→ Required task: Reply with only the number of lines that contain the string "chopine".

→ Records for this task:
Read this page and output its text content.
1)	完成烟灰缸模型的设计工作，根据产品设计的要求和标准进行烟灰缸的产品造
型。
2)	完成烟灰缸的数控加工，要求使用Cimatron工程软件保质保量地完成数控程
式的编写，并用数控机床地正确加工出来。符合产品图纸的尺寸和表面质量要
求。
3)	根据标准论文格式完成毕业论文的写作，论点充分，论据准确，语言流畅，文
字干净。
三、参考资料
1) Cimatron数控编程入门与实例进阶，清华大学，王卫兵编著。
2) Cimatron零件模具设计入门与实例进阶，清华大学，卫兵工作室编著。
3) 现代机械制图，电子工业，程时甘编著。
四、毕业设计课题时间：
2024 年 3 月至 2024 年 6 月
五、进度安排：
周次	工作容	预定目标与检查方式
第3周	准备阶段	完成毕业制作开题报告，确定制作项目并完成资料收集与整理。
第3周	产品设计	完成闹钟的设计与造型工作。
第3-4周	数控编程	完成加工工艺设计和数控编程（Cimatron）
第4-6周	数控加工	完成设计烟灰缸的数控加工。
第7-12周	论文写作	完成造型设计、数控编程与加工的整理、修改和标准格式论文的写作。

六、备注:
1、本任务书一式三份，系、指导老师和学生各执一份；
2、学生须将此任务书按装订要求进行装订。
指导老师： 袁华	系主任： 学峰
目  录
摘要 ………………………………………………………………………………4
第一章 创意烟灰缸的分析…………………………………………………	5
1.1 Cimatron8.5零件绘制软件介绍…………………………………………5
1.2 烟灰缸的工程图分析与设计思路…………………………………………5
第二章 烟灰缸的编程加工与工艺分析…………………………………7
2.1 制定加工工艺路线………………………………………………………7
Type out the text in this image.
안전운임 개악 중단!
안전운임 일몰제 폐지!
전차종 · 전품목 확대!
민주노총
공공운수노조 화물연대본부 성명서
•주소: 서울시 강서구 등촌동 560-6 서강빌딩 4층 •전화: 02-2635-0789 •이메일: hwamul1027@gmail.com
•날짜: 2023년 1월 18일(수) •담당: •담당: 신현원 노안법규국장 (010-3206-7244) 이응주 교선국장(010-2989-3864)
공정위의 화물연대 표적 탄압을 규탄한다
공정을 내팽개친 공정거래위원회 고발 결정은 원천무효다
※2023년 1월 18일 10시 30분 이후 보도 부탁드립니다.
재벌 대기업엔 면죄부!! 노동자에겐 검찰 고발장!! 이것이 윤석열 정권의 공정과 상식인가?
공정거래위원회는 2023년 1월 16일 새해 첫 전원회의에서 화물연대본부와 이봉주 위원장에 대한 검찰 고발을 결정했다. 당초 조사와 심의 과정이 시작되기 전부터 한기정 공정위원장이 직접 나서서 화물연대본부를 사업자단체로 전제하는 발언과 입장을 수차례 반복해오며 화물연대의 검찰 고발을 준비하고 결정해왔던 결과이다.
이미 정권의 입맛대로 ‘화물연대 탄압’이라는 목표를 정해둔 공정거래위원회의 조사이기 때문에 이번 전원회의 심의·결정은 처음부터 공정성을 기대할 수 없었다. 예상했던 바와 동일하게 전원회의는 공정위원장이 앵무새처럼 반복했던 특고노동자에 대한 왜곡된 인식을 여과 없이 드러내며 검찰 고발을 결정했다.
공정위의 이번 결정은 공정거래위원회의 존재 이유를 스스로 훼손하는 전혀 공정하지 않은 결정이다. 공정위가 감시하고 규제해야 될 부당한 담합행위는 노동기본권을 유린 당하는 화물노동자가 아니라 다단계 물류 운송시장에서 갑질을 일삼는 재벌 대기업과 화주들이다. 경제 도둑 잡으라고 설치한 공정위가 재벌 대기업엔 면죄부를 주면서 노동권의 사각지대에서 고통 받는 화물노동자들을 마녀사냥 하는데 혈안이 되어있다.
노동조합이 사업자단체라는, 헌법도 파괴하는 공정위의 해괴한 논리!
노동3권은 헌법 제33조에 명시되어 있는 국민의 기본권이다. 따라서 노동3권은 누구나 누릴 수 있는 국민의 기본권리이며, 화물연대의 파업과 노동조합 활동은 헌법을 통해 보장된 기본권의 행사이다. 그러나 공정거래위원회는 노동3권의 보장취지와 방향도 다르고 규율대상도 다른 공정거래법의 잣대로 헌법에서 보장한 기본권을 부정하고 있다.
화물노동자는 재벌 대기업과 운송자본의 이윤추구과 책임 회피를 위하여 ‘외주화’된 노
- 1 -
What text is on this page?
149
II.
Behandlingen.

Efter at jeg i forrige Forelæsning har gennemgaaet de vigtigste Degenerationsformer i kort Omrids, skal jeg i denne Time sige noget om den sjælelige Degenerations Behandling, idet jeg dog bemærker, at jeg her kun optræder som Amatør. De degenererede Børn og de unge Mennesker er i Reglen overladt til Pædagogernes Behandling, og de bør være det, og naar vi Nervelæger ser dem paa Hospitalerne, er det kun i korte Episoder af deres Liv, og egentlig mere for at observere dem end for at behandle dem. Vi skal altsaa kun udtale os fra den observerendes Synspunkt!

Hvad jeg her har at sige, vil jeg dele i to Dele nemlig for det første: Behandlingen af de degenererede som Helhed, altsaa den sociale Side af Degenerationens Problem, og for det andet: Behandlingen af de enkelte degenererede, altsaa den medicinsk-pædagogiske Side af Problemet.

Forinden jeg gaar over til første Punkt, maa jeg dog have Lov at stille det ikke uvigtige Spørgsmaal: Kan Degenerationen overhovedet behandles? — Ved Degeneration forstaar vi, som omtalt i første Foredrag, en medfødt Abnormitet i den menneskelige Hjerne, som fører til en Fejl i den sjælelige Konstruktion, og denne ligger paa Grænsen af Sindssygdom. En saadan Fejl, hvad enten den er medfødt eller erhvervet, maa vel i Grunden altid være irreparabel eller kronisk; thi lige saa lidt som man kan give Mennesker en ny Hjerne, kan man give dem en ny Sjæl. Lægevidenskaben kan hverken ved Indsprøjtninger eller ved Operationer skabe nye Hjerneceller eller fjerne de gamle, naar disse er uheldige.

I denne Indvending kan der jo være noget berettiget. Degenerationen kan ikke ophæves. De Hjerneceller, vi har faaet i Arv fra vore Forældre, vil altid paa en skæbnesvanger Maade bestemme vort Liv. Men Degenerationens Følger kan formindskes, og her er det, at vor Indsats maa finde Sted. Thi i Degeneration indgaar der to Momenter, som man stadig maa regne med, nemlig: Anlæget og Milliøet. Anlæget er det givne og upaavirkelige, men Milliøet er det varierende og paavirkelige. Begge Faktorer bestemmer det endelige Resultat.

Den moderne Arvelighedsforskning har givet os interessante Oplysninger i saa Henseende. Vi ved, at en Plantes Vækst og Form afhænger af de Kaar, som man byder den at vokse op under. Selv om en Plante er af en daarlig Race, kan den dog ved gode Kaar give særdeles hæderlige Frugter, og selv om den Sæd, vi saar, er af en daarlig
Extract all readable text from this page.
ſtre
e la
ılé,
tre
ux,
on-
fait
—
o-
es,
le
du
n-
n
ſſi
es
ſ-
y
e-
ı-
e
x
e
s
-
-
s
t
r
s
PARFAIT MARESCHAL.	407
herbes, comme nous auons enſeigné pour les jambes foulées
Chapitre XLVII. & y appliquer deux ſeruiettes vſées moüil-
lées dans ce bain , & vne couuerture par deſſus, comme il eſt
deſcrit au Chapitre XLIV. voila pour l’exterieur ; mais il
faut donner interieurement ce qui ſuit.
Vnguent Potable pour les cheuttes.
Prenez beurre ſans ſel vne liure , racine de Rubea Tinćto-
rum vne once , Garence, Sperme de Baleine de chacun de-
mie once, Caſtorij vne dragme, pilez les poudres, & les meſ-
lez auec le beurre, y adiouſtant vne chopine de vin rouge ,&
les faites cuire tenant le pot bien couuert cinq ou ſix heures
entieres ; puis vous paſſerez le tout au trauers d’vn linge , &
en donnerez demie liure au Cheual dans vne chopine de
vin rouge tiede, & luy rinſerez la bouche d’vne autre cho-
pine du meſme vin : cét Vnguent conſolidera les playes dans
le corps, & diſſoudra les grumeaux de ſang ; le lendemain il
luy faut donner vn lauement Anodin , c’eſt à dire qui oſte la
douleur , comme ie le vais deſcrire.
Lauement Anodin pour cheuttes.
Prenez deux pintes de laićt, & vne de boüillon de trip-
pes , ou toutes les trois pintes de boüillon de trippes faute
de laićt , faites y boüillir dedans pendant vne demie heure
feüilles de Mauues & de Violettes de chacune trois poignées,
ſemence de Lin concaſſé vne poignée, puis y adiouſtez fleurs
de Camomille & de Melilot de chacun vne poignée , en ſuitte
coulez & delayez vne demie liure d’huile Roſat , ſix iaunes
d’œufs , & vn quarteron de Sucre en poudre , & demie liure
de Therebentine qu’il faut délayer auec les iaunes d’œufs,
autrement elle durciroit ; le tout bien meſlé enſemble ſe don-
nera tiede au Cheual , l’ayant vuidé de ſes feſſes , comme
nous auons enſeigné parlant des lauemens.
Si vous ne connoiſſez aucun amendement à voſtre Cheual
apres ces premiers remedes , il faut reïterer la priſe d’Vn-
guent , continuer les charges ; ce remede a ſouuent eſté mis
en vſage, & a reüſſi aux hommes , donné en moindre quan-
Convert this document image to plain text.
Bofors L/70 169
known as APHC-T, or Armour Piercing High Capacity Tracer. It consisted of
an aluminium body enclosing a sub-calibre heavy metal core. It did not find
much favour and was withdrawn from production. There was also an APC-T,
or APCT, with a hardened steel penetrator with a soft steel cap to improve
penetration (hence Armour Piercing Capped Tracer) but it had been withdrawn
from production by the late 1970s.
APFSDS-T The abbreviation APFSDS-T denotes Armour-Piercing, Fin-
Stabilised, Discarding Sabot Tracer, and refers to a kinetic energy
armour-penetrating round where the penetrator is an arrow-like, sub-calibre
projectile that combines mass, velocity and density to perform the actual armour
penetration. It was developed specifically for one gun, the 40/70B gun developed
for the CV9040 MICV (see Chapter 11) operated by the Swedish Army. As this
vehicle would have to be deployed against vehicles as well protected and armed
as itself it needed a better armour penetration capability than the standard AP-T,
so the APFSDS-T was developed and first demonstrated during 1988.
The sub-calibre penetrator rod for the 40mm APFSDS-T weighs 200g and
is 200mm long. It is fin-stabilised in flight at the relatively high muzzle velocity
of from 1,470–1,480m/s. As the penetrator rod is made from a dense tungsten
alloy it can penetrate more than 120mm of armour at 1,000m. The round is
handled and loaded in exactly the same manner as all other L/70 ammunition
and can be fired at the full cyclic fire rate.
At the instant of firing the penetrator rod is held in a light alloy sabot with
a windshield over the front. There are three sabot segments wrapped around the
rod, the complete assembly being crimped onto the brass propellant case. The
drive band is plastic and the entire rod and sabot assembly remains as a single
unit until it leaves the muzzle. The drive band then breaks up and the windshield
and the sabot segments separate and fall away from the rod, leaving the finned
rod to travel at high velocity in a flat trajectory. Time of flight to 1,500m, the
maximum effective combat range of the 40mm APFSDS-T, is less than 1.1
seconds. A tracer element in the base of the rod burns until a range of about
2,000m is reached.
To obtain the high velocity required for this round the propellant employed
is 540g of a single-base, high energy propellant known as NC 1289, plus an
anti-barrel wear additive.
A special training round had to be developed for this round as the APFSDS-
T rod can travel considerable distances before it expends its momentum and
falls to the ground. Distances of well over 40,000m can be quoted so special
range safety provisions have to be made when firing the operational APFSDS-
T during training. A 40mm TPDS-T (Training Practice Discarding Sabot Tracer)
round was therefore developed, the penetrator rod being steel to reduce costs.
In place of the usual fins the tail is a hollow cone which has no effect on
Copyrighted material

→ Solution: 2